**JOB**
Show all lines that include the string "Karen"; copy each one.

--- BEGIN INFORMATION PROVIDED ---

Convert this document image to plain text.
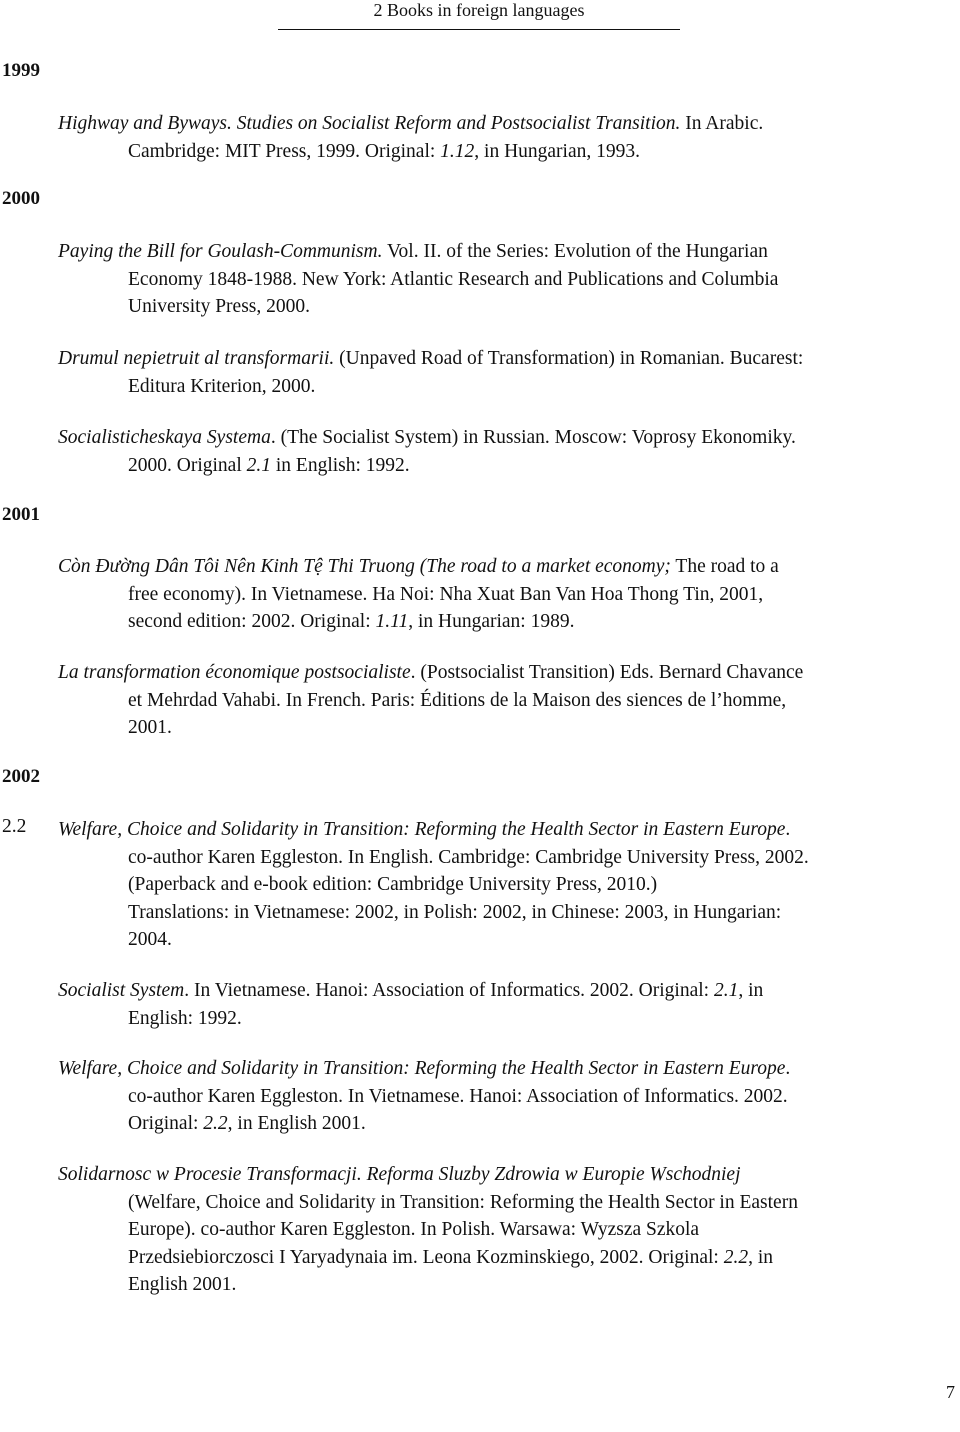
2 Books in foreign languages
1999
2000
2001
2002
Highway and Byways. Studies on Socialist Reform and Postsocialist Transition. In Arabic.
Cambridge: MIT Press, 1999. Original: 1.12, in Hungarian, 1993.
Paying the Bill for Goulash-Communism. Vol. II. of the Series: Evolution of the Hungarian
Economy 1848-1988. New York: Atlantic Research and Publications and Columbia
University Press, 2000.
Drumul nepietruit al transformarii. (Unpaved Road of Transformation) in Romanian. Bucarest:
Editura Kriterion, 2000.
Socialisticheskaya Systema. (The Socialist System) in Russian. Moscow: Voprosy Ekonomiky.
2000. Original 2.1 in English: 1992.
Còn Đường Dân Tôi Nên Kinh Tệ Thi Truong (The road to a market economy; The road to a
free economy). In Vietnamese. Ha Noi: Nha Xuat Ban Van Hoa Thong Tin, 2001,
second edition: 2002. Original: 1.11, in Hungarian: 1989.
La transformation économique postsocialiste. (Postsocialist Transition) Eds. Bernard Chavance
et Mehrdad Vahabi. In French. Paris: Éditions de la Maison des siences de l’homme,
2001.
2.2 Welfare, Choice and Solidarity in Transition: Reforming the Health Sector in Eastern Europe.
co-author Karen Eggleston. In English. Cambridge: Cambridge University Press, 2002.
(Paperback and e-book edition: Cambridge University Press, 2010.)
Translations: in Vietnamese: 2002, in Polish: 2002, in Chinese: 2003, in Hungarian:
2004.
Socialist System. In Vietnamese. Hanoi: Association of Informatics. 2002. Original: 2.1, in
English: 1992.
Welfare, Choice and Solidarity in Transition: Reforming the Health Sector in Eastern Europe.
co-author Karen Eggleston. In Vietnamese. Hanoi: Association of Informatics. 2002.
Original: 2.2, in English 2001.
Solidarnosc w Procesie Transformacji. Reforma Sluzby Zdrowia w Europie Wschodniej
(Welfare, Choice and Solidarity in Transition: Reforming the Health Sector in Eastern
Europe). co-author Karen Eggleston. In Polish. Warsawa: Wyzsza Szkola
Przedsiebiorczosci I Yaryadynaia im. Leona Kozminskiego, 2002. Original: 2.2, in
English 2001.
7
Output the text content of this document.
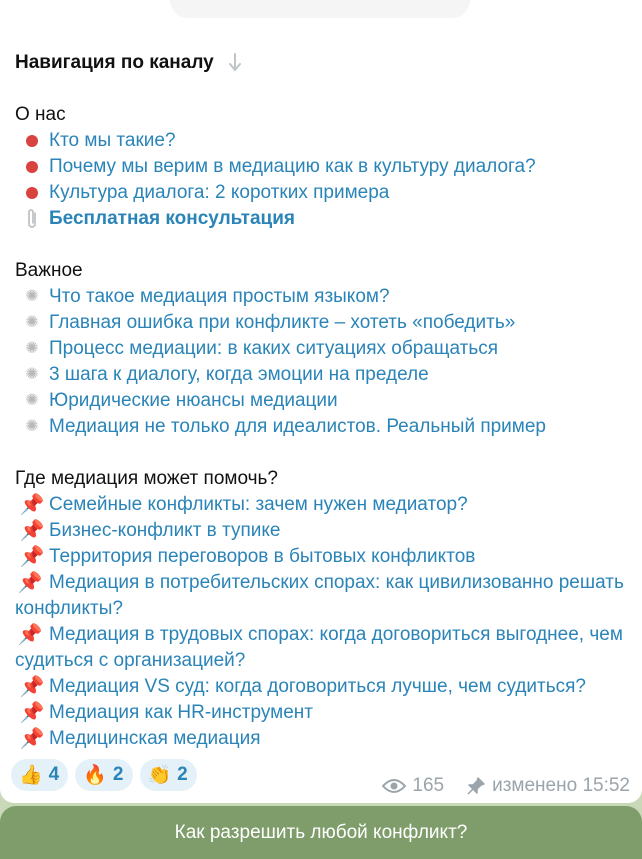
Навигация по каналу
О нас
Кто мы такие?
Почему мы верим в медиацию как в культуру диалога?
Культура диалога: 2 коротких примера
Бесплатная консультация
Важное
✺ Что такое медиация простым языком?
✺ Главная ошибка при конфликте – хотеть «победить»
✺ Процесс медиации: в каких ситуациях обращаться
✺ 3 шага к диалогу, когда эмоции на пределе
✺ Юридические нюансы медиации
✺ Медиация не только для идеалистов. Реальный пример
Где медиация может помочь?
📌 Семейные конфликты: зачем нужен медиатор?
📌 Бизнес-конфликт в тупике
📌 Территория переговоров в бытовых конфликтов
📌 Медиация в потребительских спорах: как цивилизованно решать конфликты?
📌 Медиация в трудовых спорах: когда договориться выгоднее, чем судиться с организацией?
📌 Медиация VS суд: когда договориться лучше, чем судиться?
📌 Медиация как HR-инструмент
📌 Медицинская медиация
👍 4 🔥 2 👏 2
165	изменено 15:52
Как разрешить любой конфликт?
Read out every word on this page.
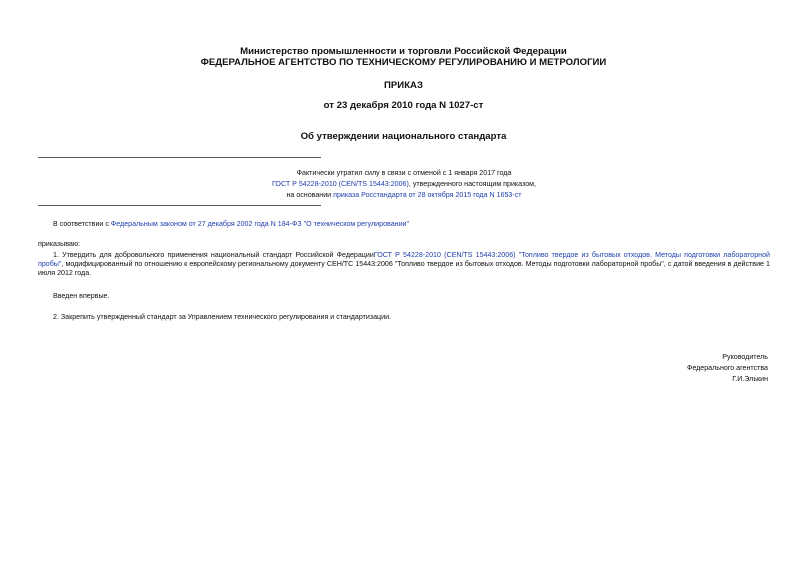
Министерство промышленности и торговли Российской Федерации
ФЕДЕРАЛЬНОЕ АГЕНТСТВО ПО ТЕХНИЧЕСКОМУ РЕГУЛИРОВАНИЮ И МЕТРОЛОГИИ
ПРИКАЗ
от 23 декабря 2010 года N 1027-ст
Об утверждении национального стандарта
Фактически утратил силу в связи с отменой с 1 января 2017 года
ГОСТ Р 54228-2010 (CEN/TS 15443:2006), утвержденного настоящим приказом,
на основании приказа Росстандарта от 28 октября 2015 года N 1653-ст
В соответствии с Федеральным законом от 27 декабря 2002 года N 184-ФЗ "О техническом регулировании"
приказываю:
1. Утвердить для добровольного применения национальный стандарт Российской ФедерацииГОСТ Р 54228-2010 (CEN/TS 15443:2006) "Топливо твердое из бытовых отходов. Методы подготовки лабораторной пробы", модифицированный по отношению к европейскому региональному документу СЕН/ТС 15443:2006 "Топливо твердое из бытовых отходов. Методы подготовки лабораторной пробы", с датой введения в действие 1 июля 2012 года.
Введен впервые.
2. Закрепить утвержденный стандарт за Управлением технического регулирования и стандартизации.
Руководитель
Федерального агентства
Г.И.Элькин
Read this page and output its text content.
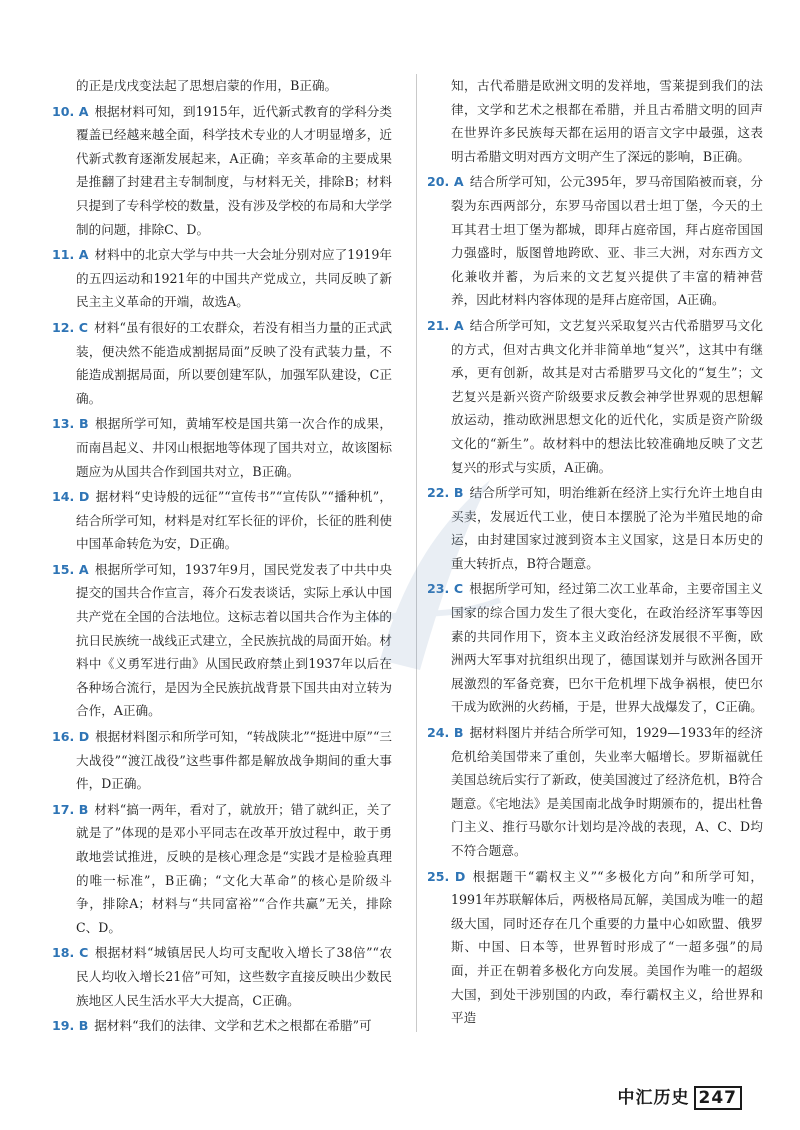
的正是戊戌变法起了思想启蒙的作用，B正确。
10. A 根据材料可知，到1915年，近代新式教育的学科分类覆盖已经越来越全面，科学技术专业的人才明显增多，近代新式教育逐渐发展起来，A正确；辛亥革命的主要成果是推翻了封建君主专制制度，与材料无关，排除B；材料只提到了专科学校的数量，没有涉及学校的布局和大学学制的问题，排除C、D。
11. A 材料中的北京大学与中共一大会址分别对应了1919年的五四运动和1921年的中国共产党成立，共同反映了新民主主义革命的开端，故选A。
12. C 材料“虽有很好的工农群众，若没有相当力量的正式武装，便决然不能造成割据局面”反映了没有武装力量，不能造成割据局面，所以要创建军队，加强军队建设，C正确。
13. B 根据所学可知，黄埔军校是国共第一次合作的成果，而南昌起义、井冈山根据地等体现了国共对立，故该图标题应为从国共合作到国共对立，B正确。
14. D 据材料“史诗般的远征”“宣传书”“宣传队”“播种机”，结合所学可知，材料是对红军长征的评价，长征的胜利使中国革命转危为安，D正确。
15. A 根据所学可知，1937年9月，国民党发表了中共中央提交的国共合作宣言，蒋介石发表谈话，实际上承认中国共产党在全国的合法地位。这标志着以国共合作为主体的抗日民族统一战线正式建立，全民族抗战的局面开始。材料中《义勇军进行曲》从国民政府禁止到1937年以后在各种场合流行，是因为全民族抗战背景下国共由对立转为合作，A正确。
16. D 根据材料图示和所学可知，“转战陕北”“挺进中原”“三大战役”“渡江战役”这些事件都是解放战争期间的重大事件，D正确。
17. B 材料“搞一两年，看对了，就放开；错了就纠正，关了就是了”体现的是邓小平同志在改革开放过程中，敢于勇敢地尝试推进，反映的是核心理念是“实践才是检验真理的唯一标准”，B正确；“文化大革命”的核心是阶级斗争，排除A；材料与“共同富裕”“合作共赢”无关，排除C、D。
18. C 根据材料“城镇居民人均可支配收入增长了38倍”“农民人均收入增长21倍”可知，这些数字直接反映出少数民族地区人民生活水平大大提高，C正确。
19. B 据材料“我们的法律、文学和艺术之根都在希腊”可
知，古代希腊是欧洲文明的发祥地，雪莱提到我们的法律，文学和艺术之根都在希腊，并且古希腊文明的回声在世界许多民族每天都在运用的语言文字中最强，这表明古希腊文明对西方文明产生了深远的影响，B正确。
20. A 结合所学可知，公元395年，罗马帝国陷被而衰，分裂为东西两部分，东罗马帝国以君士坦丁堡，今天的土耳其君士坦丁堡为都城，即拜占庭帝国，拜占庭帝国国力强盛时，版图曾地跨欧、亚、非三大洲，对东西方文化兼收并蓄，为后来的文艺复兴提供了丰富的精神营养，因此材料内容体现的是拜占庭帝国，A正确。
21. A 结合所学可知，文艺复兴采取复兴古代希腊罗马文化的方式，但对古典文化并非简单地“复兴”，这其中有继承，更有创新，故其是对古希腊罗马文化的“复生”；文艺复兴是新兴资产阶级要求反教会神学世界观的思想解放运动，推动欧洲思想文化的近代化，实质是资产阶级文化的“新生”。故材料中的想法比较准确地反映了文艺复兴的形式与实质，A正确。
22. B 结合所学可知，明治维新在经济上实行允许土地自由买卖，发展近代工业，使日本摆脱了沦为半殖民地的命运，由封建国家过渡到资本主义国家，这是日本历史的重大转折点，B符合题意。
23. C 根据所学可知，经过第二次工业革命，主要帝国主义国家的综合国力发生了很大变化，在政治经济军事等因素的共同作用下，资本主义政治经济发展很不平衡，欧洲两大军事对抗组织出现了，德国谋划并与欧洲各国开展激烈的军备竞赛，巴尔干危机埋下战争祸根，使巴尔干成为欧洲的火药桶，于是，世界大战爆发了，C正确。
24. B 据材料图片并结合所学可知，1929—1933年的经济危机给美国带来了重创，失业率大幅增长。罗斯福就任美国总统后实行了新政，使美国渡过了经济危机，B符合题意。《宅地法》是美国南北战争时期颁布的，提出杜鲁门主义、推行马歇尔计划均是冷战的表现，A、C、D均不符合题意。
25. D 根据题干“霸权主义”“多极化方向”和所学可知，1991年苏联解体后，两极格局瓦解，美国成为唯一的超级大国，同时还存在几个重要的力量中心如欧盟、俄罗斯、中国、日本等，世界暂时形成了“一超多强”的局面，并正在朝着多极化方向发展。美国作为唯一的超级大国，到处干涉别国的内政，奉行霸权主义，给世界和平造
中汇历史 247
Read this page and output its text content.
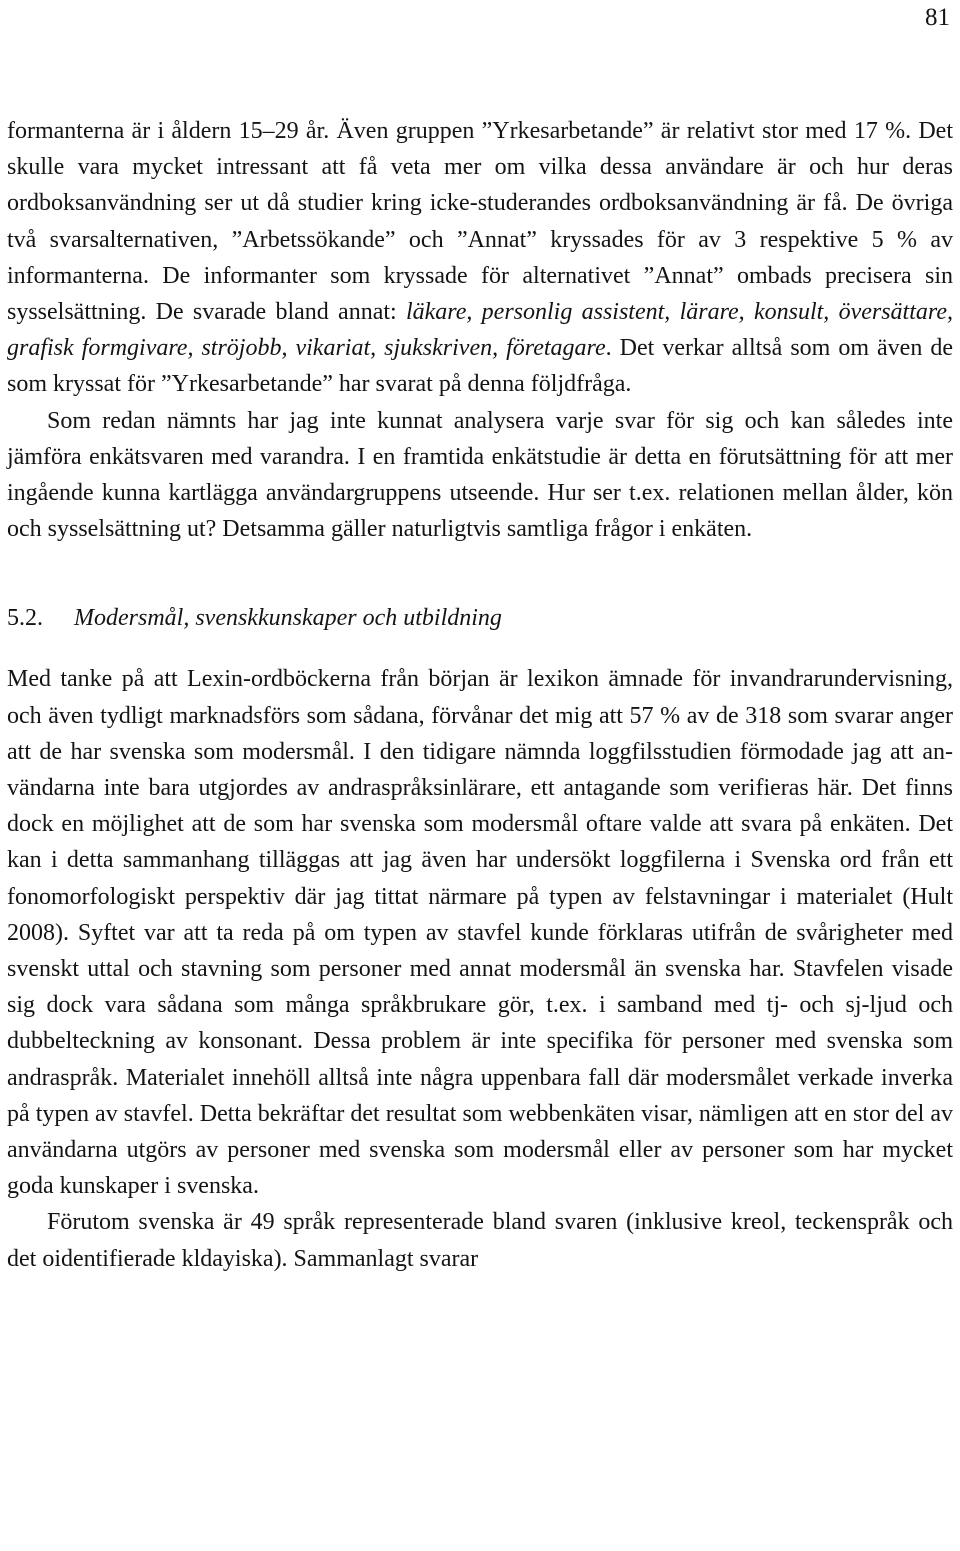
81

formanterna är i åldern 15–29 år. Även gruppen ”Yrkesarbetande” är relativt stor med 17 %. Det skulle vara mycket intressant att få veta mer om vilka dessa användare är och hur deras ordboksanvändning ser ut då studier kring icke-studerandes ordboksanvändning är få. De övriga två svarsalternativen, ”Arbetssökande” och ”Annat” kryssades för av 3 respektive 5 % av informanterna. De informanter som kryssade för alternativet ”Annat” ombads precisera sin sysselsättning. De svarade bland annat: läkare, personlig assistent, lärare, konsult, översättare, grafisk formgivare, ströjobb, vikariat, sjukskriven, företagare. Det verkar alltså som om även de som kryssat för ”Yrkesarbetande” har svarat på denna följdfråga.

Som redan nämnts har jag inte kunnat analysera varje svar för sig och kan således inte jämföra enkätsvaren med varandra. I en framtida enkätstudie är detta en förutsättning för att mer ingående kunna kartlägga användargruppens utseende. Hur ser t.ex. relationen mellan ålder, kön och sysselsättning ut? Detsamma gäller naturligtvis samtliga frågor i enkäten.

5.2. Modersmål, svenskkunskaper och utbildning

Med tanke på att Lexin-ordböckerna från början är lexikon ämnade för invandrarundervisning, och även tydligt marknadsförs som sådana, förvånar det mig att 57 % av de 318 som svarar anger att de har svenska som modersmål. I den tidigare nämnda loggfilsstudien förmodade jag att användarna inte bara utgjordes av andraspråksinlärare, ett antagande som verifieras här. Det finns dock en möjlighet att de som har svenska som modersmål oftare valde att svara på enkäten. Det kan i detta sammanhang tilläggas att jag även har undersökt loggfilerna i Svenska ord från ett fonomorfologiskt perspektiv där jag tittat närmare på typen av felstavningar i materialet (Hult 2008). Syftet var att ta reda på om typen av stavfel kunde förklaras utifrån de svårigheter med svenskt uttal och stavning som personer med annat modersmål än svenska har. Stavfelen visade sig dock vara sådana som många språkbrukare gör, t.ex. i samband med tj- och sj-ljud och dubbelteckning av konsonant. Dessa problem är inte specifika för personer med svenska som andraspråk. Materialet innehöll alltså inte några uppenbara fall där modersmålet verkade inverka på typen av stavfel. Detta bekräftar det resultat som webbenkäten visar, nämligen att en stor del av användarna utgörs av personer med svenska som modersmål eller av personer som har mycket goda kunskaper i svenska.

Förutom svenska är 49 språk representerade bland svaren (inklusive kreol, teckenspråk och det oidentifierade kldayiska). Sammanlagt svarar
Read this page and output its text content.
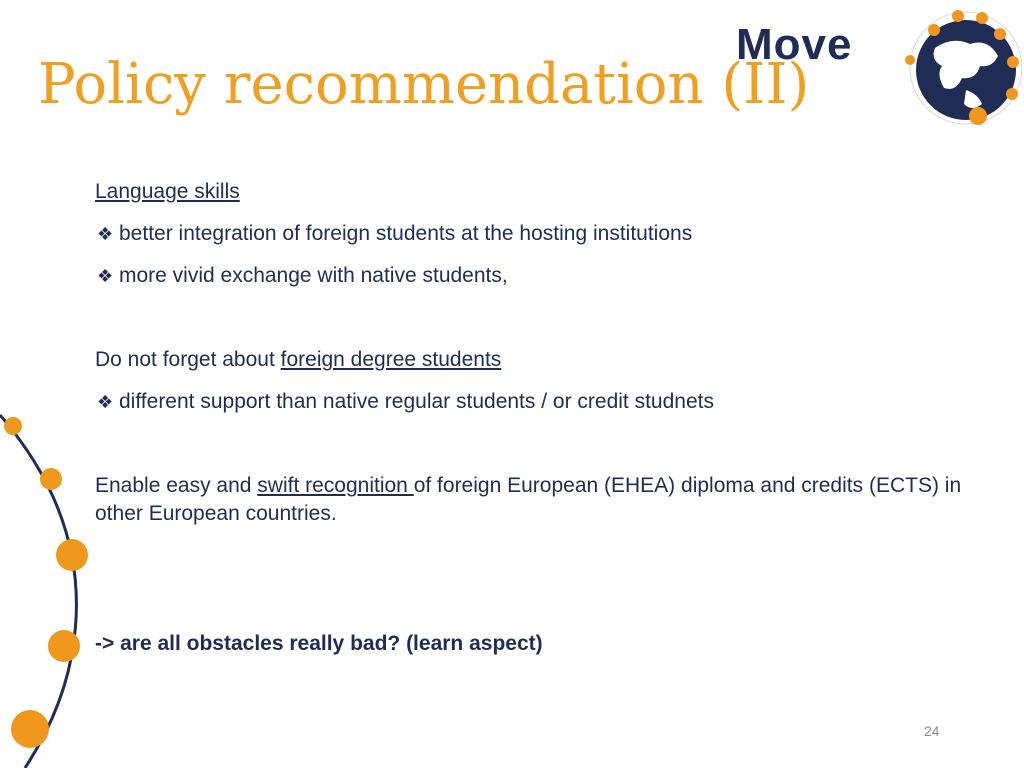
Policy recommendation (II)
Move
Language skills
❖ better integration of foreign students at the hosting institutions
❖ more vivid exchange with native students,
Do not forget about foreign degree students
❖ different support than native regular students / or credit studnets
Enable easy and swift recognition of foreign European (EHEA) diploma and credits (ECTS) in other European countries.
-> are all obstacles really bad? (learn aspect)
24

--- END INFORMATION PROVIDED ---

**FINAL RESULT**
co-author Karen Eggleston. In English. Cambridge: Cambridge University Press, 2002.
co-author Karen Eggleston. In Vietnamese. Hanoi: Association of Informatics. 2002.
Europe). co-author Karen Eggleston. In Polish. Warsawa: Wyzsza Szkola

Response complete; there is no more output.